● **Work to complete**
Return every line of the material exactly.

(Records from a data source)
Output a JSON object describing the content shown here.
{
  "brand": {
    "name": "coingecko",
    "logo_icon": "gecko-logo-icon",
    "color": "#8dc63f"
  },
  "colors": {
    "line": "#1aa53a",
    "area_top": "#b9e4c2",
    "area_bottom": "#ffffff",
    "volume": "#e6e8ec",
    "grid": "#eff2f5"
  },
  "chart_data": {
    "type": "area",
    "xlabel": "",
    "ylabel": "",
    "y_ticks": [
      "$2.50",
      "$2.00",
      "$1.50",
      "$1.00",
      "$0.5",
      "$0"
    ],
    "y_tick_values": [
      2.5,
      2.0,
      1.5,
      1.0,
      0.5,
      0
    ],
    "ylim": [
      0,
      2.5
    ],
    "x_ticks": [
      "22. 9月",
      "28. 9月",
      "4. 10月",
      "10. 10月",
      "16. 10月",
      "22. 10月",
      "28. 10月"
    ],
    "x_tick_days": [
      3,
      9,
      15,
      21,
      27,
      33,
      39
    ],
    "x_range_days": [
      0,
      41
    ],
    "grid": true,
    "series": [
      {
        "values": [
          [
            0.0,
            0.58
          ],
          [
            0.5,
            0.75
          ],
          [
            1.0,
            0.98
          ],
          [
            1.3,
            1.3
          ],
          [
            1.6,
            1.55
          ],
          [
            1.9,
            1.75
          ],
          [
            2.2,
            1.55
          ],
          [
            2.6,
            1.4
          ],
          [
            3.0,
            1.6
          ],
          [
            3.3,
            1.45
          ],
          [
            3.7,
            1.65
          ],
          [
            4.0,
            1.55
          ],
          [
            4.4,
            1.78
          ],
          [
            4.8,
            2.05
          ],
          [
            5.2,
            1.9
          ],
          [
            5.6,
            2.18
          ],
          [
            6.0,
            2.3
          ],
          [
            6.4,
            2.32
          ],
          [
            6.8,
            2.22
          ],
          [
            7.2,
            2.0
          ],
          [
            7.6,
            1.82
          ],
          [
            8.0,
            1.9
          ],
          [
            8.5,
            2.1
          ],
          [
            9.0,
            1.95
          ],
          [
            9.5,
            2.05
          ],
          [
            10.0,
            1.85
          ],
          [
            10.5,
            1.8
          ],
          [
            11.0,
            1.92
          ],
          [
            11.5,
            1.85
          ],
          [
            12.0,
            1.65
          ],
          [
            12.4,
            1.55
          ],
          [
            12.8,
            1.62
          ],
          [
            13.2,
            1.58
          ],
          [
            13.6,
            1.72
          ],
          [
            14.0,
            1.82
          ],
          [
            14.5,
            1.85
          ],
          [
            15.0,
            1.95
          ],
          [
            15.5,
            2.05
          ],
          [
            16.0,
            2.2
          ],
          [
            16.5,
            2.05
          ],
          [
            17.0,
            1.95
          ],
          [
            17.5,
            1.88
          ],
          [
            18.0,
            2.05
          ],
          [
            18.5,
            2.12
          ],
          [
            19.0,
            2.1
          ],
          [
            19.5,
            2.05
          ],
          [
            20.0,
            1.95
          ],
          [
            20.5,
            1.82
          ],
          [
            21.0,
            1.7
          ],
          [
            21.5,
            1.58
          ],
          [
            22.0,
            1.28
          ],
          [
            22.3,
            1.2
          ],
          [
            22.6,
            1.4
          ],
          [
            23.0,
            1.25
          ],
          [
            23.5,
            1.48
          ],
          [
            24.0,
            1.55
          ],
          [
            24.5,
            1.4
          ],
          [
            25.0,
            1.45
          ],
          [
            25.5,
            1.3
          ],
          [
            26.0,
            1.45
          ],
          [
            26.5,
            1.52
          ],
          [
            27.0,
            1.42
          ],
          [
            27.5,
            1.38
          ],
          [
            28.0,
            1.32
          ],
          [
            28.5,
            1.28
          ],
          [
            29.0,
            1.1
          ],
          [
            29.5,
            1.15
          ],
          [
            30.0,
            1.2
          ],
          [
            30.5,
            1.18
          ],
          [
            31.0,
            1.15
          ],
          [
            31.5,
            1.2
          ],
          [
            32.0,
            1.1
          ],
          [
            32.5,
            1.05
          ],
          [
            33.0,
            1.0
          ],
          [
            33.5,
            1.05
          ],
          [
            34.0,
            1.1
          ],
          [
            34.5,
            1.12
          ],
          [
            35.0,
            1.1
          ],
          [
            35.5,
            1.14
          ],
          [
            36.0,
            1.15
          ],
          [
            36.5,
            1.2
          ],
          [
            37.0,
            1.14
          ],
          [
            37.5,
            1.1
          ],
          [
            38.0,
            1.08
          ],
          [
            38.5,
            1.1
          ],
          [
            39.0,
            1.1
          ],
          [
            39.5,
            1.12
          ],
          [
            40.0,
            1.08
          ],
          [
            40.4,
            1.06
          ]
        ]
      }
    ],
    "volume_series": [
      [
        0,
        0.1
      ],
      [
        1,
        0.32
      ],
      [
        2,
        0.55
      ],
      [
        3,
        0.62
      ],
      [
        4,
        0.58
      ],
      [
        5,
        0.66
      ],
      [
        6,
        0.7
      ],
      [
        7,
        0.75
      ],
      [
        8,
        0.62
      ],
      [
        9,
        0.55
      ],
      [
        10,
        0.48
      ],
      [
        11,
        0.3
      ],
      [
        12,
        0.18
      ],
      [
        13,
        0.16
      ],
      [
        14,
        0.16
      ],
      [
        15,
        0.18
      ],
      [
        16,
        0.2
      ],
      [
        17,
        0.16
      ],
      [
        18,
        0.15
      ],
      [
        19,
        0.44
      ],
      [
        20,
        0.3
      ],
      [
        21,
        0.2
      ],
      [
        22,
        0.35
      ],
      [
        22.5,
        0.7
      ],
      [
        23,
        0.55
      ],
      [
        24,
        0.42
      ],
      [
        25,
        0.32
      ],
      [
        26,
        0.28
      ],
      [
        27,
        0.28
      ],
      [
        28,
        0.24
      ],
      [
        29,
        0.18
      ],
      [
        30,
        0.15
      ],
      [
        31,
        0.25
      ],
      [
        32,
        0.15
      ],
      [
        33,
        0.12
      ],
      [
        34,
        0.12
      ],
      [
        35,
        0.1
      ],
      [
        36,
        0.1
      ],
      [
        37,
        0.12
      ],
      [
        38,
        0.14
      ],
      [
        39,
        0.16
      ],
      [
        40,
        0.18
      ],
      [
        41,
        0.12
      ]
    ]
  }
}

● **Result**
Output a JSON object describing the content shown here.
{
  "brand": {
    "name": "coingecko",
    "logo_icon": "gecko-logo-icon",
    "color": "#8dc63f"
  },
  "colors": {
    "line": "#1aa53a",
    "area_top": "#b9e4c2",
    "area_bottom": "#ffffff",
    "volume": "#e6e8ec",
    "grid": "#eff2f5"
  },
  "chart_data": {
    "type": "area",
    "xlabel": "",
    "ylabel": "",
    "y_ticks": [
      "$2.50",
      "$2.00",
      "$1.50",
      "$1.00",
      "$0.5",
      "$0"
    ],
    "y_tick_values": [
      2.5,
      2.0,
      1.5,
      1.0,
      0.5,
      0
    ],
    "ylim": [
      0,
      2.5
    ],
    "x_ticks": [
      "22. 9月",
      "28. 9月",
      "4. 10月",
      "10. 10月",
      "16. 10月",
      "22. 10月",
      "28. 10月"
    ],
    "x_tick_days": [
      3,
      9,
      15,
      21,
      27,
      33,
      39
    ],
    "x_range_days": [
      0,
      41
    ],
    "grid": true,
    "series": [
      {
        "values": [
          [
            0.0,
            0.58
          ],
          [
            0.5,
            0.75
          ],
          [
            1.0,
            0.98
          ],
          [
            1.3,
            1.3
          ],
          [
            1.6,
            1.55
          ],
          [
            1.9,
            1.75
          ],
          [
            2.2,
            1.55
          ],
          [
            2.6,
            1.4
          ],
          [
            3.0,
            1.6
          ],
          [
            3.3,
            1.45
          ],
          [
            3.7,
            1.65
          ],
          [
            4.0,
            1.55
          ],
          [
            4.4,
            1.78
          ],
          [
            4.8,
            2.05
          ],
          [
            5.2,
            1.9
          ],
          [
            5.6,
            2.18
          ],
          [
            6.0,
            2.3
          ],
          [
            6.4,
            2.32
          ],
          [
            6.8,
            2.22
          ],
          [
            7.2,
            2.0
          ],
          [
            7.6,
            1.82
          ],
          [
            8.0,
            1.9
          ],
          [
            8.5,
            2.1
          ],
          [
            9.0,
            1.95
          ],
          [
            9.5,
            2.05
          ],
          [
            10.0,
            1.85
          ],
          [
            10.5,
            1.8
          ],
          [
            11.0,
            1.92
          ],
          [
            11.5,
            1.85
          ],
          [
            12.0,
            1.65
          ],
          [
            12.4,
            1.55
          ],
          [
            12.8,
            1.62
          ],
          [
            13.2,
            1.58
          ],
          [
            13.6,
            1.72
          ],
          [
            14.0,
            1.82
          ],
          [
            14.5,
            1.85
          ],
          [
            15.0,
            1.95
          ],
          [
            15.5,
            2.05
          ],
          [
            16.0,
            2.2
          ],
          [
            16.5,
            2.05
          ],
          [
            17.0,
            1.95
          ],
          [
            17.5,
            1.88
          ],
          [
            18.0,
            2.05
          ],
          [
            18.5,
            2.12
          ],
          [
            19.0,
            2.1
          ],
          [
            19.5,
            2.05
          ],
          [
            20.0,
            1.95
          ],
          [
            20.5,
            1.82
          ],
          [
            21.0,
            1.7
          ],
          [
            21.5,
            1.58
          ],
          [
            22.0,
            1.28
          ],
          [
            22.3,
            1.2
          ],
          [
            22.6,
            1.4
          ],
          [
            23.0,
            1.25
          ],
          [
            23.5,
            1.48
          ],
          [
            24.0,
            1.55
          ],
          [
            24.5,
            1.4
          ],
          [
            25.0,
            1.45
          ],
          [
            25.5,
            1.3
          ],
          [
            26.0,
            1.45
          ],
          [
            26.5,
            1.52
          ],
          [
            27.0,
            1.42
          ],
          [
            27.5,
            1.38
          ],
          [
            28.0,
            1.32
          ],
          [
            28.5,
            1.28
          ],
          [
            29.0,
            1.1
          ],
          [
            29.5,
            1.15
          ],
          [
            30.0,
            1.2
          ],
          [
            30.5,
            1.18
          ],
          [
            31.0,
            1.15
          ],
          [
            31.5,
            1.2
          ],
          [
            32.0,
            1.1
          ],
          [
            32.5,
            1.05
          ],
          [
            33.0,
            1.0
          ],
          [
            33.5,
            1.05
          ],
          [
            34.0,
            1.1
          ],
          [
            34.5,
            1.12
          ],
          [
            35.0,
            1.1
          ],
          [
            35.5,
            1.14
          ],
          [
            36.0,
            1.15
          ],
          [
            36.5,
            1.2
          ],
          [
            37.0,
            1.14
          ],
          [
            37.5,
            1.1
          ],
          [
            38.0,
            1.08
          ],
          [
            38.5,
            1.1
          ],
          [
            39.0,
            1.1
          ],
          [
            39.5,
            1.12
          ],
          [
            40.0,
            1.08
          ],
          [
            40.4,
            1.06
          ]
        ]
      }
    ],
    "volume_series": [
      [
        0,
        0.1
      ],
      [
        1,
        0.32
      ],
      [
        2,
        0.55
      ],
      [
        3,
        0.62
      ],
      [
        4,
        0.58
      ],
      [
        5,
        0.66
      ],
      [
        6,
        0.7
      ],
      [
        7,
        0.75
      ],
      [
        8,
        0.62
      ],
      [
        9,
        0.55
      ],
      [
        10,
        0.48
      ],
      [
        11,
        0.3
      ],
      [
        12,
        0.18
      ],
      [
        13,
        0.16
      ],
      [
        14,
        0.16
      ],
      [
        15,
        0.18
      ],
      [
        16,
        0.2
      ],
      [
        17,
        0.16
      ],
      [
        18,
        0.15
      ],
      [
        19,
        0.44
      ],
      [
        20,
        0.3
      ],
      [
        21,
        0.2
      ],
      [
        22,
        0.35
      ],
      [
        22.5,
        0.7
      ],
      [
        23,
        0.55
      ],
      [
        24,
        0.42
      ],
      [
        25,
        0.32
      ],
      [
        26,
        0.28
      ],
      [
        27,
        0.28
      ],
      [
        28,
        0.24
      ],
      [
        29,
        0.18
      ],
      [
        30,
        0.15
      ],
      [
        31,
        0.25
      ],
      [
        32,
        0.15
      ],
      [
        33,
        0.12
      ],
      [
        34,
        0.12
      ],
      [
        35,
        0.1
      ],
      [
        36,
        0.1
      ],
      [
        37,
        0.12
      ],
      [
        38,
        0.14
      ],
      [
        39,
        0.16
      ],
      [
        40,
        0.18
      ],
      [
        41,
        0.12
      ]
    ]
  }
}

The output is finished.